Find the word "AURELIE" in the records below. List each line containing it.
□ □ □
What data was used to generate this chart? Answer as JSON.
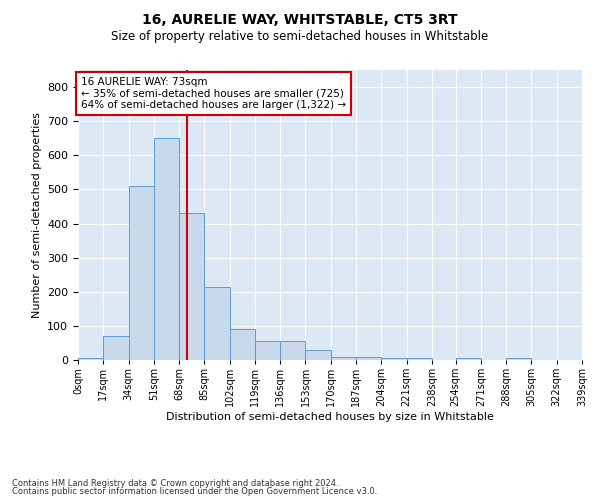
{
  "title_line1": "16, AURELIE WAY, WHITSTABLE, CT5 3RT",
  "title_line2": "Size of property relative to semi-detached houses in Whitstable",
  "xlabel": "Distribution of semi-detached houses by size in Whitstable",
  "ylabel": "Number of semi-detached properties",
  "annotation_title": "16 AURELIE WAY: 73sqm",
  "annotation_line2": "← 35% of semi-detached houses are smaller (725)",
  "annotation_line3": "64% of semi-detached houses are larger (1,322) →",
  "footer_line1": "Contains HM Land Registry data © Crown copyright and database right 2024.",
  "footer_line2": "Contains public sector information licensed under the Open Government Licence v3.0.",
  "property_size": 73,
  "bar_color": "#c9d9ec",
  "bar_edge_color": "#5b9bd5",
  "vline_color": "#cc0000",
  "background_color": "#dce9f5",
  "annotation_box_color": "#ffffff",
  "annotation_border_color": "#cc0000",
  "bin_edges": [
    0,
    17,
    34,
    51,
    68,
    85,
    102,
    119,
    136,
    153,
    170,
    187,
    204,
    221,
    238,
    254,
    271,
    288,
    305,
    322,
    339
  ],
  "bin_labels": [
    "0sqm",
    "17sqm",
    "34sqm",
    "51sqm",
    "68sqm",
    "85sqm",
    "102sqm",
    "119sqm",
    "136sqm",
    "153sqm",
    "170sqm",
    "187sqm",
    "204sqm",
    "221sqm",
    "238sqm",
    "254sqm",
    "271sqm",
    "288sqm",
    "305sqm",
    "322sqm",
    "339sqm"
  ],
  "counts": [
    5,
    70,
    510,
    650,
    430,
    215,
    90,
    55,
    55,
    30,
    10,
    10,
    5,
    5,
    0,
    5,
    0,
    5,
    0,
    0
  ],
  "ylim": [
    0,
    850
  ],
  "yticks": [
    0,
    100,
    200,
    300,
    400,
    500,
    600,
    700,
    800
  ]
}
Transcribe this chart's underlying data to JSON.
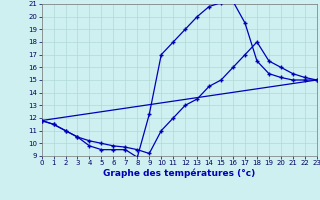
{
  "title": "Graphe des températures (°c)",
  "bg_color": "#cef0f0",
  "line_color": "#0000bb",
  "grid_color": "#b0d8d8",
  "xlim": [
    0,
    23
  ],
  "ylim": [
    9,
    21
  ],
  "xticks": [
    0,
    1,
    2,
    3,
    4,
    5,
    6,
    7,
    8,
    9,
    10,
    11,
    12,
    13,
    14,
    15,
    16,
    17,
    18,
    19,
    20,
    21,
    22,
    23
  ],
  "yticks": [
    9,
    10,
    11,
    12,
    13,
    14,
    15,
    16,
    17,
    18,
    19,
    20,
    21
  ],
  "curve1_x": [
    0,
    1,
    2,
    3,
    4,
    5,
    6,
    7,
    8,
    9,
    10,
    11,
    12,
    13,
    14,
    15,
    16,
    17,
    18,
    19,
    20,
    21,
    22,
    23
  ],
  "curve1_y": [
    11.8,
    11.5,
    11.0,
    10.5,
    9.8,
    9.5,
    9.5,
    9.5,
    8.9,
    12.3,
    17.0,
    18.0,
    19.0,
    20.0,
    20.8,
    21.1,
    21.2,
    19.5,
    16.5,
    15.5,
    15.2,
    15.0,
    15.0,
    15.0
  ],
  "curve2_x": [
    0,
    1,
    2,
    3,
    4,
    5,
    6,
    7,
    8,
    9,
    10,
    11,
    12,
    13,
    14,
    15,
    16,
    17,
    18,
    19,
    20,
    21,
    22,
    23
  ],
  "curve2_y": [
    11.8,
    11.5,
    11.0,
    10.5,
    10.2,
    10.0,
    9.8,
    9.7,
    9.5,
    9.2,
    11.0,
    12.0,
    13.0,
    13.5,
    14.5,
    15.0,
    16.0,
    17.0,
    18.0,
    16.5,
    16.0,
    15.5,
    15.2,
    15.0
  ],
  "curve3_x": [
    0,
    23
  ],
  "curve3_y": [
    11.8,
    15.0
  ]
}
□ □ □
» RESPONSE FOR THIS EXERCISE
  "title_line1": "16, AURELIE WAY, WHITSTABLE, CT5 3RT",
  "annotation_title": "16 AURELIE WAY: 73sqm",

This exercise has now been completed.